◆ Brief:
Using the listing below, extract each line that has the word "reglamento" in it.

◆ Data records:

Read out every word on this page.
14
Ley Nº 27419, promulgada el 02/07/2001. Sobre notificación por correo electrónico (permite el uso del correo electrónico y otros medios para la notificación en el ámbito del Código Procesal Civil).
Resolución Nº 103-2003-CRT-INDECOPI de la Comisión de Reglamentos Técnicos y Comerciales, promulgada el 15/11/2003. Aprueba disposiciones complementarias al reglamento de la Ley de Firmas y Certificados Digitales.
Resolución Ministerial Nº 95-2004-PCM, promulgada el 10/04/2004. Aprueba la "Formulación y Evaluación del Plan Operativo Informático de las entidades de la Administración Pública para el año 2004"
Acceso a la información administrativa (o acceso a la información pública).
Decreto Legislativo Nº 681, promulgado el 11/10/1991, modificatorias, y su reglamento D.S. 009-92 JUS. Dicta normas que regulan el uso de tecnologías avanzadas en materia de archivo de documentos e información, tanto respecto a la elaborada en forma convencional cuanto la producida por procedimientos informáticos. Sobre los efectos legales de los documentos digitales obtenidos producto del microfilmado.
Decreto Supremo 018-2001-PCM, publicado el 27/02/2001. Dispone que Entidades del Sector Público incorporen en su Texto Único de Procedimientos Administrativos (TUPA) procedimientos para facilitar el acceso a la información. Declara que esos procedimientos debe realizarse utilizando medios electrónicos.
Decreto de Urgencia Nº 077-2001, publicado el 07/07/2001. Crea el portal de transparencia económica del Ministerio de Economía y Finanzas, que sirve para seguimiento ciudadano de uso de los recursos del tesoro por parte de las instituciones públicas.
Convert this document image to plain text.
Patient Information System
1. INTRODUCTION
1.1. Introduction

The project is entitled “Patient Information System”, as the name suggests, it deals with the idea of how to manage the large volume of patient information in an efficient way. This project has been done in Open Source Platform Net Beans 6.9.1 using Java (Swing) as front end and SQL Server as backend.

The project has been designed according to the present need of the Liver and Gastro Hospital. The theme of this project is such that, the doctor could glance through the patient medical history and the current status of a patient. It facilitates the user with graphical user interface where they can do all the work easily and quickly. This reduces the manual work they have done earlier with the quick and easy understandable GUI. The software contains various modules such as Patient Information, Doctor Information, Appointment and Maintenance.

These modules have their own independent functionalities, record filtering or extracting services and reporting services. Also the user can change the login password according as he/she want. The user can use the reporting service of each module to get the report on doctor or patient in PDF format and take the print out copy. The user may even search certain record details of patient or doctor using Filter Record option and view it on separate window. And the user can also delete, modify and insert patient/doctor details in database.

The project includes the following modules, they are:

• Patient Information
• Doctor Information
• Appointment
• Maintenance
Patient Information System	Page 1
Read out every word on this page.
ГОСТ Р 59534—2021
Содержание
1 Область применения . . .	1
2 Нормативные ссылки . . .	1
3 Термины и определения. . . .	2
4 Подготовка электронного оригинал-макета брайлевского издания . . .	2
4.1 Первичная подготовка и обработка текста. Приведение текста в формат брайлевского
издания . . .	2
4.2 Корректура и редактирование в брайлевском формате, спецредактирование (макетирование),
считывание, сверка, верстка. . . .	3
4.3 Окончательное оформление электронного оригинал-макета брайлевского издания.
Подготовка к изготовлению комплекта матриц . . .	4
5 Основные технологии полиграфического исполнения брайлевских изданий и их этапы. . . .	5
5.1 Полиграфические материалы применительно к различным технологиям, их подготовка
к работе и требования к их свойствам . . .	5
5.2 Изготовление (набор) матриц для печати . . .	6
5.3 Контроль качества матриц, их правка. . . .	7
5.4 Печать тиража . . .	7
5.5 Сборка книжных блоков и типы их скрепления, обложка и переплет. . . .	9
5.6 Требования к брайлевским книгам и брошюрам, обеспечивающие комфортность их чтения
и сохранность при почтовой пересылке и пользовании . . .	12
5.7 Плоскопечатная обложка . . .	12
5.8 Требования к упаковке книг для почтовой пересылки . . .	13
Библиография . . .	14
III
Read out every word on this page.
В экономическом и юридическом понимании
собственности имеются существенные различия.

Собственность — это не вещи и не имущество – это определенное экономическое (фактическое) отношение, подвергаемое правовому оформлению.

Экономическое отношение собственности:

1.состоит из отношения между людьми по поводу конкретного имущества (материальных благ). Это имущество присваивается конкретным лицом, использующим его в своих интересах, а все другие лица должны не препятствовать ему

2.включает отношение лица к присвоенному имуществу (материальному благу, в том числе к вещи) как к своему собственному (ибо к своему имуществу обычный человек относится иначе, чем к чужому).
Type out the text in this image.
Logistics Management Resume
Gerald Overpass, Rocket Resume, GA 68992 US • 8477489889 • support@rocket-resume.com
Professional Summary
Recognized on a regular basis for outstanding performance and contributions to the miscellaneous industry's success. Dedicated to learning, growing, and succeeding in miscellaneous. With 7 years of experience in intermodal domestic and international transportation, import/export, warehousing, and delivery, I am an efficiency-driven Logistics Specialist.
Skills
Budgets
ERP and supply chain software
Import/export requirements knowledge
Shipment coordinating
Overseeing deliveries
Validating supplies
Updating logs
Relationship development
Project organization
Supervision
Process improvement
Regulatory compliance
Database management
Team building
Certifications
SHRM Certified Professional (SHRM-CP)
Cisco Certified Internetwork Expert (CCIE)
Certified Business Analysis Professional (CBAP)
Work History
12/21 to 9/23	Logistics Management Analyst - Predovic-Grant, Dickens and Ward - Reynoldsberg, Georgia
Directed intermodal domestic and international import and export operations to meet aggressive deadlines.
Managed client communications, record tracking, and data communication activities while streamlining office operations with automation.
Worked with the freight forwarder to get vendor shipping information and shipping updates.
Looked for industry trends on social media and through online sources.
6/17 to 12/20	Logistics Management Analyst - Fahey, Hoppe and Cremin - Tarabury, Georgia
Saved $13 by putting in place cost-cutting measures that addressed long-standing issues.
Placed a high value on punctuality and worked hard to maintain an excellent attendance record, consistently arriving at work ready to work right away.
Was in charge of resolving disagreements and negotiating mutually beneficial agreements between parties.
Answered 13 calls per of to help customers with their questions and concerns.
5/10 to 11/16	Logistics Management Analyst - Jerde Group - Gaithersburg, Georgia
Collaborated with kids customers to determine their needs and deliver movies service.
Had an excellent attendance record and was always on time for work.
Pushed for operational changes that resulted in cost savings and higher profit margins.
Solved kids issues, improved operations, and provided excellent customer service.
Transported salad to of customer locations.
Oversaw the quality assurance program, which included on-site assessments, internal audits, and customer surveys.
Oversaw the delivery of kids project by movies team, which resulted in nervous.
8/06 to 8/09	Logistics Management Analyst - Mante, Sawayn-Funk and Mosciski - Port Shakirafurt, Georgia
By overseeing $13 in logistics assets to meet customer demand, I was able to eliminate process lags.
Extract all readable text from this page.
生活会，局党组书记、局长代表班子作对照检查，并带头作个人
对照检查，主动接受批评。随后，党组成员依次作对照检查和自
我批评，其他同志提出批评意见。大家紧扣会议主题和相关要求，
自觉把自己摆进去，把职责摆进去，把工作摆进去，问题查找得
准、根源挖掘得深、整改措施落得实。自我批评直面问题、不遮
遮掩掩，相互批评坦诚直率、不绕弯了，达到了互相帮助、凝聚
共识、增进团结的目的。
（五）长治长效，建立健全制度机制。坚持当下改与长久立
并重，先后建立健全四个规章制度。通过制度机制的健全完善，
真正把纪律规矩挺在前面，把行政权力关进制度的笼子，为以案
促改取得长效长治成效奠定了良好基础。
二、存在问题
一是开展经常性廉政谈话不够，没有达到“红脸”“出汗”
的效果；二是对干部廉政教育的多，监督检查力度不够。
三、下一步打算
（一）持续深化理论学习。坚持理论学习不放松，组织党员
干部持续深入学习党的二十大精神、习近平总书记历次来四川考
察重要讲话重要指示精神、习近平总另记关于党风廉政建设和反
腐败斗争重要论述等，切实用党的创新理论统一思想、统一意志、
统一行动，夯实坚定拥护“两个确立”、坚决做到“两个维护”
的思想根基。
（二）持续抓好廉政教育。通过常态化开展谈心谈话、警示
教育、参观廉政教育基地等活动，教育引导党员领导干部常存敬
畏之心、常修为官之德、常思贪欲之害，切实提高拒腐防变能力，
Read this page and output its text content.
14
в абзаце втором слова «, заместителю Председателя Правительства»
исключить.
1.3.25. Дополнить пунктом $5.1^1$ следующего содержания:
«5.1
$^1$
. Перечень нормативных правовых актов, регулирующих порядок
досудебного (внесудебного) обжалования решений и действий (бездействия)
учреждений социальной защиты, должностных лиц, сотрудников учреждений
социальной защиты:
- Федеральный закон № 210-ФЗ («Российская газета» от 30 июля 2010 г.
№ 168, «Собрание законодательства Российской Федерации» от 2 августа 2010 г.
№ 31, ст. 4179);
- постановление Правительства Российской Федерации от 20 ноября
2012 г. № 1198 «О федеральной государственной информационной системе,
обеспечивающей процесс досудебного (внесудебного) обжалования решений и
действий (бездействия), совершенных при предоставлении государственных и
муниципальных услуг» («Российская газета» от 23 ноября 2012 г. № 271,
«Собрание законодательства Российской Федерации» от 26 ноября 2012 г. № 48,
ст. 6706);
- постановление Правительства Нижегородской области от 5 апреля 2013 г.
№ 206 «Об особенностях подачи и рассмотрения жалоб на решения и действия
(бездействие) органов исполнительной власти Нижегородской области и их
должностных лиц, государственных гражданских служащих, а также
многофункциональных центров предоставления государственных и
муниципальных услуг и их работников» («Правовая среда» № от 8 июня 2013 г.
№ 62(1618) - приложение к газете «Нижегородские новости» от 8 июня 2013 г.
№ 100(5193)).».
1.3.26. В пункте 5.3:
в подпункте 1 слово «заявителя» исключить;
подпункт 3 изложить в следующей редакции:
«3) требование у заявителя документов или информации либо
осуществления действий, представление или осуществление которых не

◆ Answer below:
Resolución Nº 103-2003-CRT-INDECOPI de la Comisión de Reglamentos Técnicos y Comerciales, promulgada el 15/11/2003. Aprueba disposiciones complementarias al reglamento de la Ley de Firmas y Certificados Digitales.
Decreto Legislativo Nº 681, promulgado el 11/10/1991, modificatorias, y su reglamento D.S. 009-92 JUS. Dicta normas que regulan el uso de tecnologías avanzadas en materia de archivo de documentos e información, tanto respecto a la elaborada en forma convencional cuanto la producida por procedimientos informáticos. Sobre los efectos legales de los documentos digitales obtenidos producto del microfilmado.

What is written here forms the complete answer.